● **What to work on**
Can you reproduce the data beneath, keeping every line exact?

Data records
§

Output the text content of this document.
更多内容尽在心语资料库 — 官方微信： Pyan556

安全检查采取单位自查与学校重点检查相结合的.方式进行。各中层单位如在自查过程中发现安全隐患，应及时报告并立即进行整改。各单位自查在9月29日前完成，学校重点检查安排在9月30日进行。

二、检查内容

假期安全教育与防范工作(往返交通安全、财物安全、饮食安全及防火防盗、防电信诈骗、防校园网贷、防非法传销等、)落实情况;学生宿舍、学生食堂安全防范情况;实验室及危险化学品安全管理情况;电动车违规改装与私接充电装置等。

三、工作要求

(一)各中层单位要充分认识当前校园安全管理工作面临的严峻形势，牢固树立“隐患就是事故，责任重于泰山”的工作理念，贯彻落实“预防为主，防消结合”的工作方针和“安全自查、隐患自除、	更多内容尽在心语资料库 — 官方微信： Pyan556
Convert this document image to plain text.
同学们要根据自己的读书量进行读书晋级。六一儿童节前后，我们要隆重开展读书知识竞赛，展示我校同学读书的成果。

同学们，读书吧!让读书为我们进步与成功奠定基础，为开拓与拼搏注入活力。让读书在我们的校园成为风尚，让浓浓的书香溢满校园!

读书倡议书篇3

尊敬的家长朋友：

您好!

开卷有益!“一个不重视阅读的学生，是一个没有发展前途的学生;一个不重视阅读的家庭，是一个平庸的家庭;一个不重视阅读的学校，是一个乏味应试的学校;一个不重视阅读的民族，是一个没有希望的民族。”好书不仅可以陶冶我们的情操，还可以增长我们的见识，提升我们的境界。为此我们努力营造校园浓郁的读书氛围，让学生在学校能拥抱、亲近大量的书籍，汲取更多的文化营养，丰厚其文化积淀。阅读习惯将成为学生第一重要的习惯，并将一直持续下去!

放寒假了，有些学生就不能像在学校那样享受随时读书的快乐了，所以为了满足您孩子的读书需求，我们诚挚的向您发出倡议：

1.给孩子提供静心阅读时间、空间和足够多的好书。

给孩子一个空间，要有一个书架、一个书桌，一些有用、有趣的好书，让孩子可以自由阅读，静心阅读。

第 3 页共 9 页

§

● **Completed task**
Output the text content of this document.
更多内容尽在心语资料库 — 官方微信： Pyan556

安全检查采取单位自查与学校重点检查相结合的.方式进行。各中层单位如在自查过程中发现安全隐患，应及时报告并立即进行整改。各单位自查在9月29日前完成，学校重点检查安排在9月30日进行。

二、检查内容

假期安全教育与防范工作(往返交通安全、财物安全、饮食安全及防火防盗、防电信诈骗、防校园网贷、防非法传销等、)落实情况;学生宿舍、学生食堂安全防范情况;实验室及危险化学品安全管理情况;电动车违规改装与私接充电装置等。

三、工作要求

(一)各中层单位要充分认识当前校园安全管理工作面临的严峻形势，牢固树立“隐患就是事故，责任重于泰山”的工作理念，贯彻落实“预防为主，防消结合”的工作方针和“安全自查、隐患自除、	更多内容尽在心语资料库 — 官方微信： Pyan556
Convert this document image to plain text.
同学们要根据自己的读书量进行读书晋级。六一儿童节前后，我们要隆重开展读书知识竞赛，展示我校同学读书的成果。

同学们，读书吧!让读书为我们进步与成功奠定基础，为开拓与拼搏注入活力。让读书在我们的校园成为风尚，让浓浓的书香溢满校园!

读书倡议书篇3

尊敬的家长朋友：

您好!

开卷有益!“一个不重视阅读的学生，是一个没有发展前途的学生;一个不重视阅读的家庭，是一个平庸的家庭;一个不重视阅读的学校，是一个乏味应试的学校;一个不重视阅读的民族，是一个没有希望的民族。”好书不仅可以陶冶我们的情操，还可以增长我们的见识，提升我们的境界。为此我们努力营造校园浓郁的读书氛围，让学生在学校能拥抱、亲近大量的书籍，汲取更多的文化营养，丰厚其文化积淀。阅读习惯将成为学生第一重要的习惯，并将一直持续下去!

放寒假了，有些学生就不能像在学校那样享受随时读书的快乐了，所以为了满足您孩子的读书需求，我们诚挚的向您发出倡议：

1.给孩子提供静心阅读时间、空间和足够多的好书。

给孩子一个空间，要有一个书架、一个书桌，一些有用、有趣的好书，让孩子可以自由阅读，静心阅读。

第 3 页共 9 页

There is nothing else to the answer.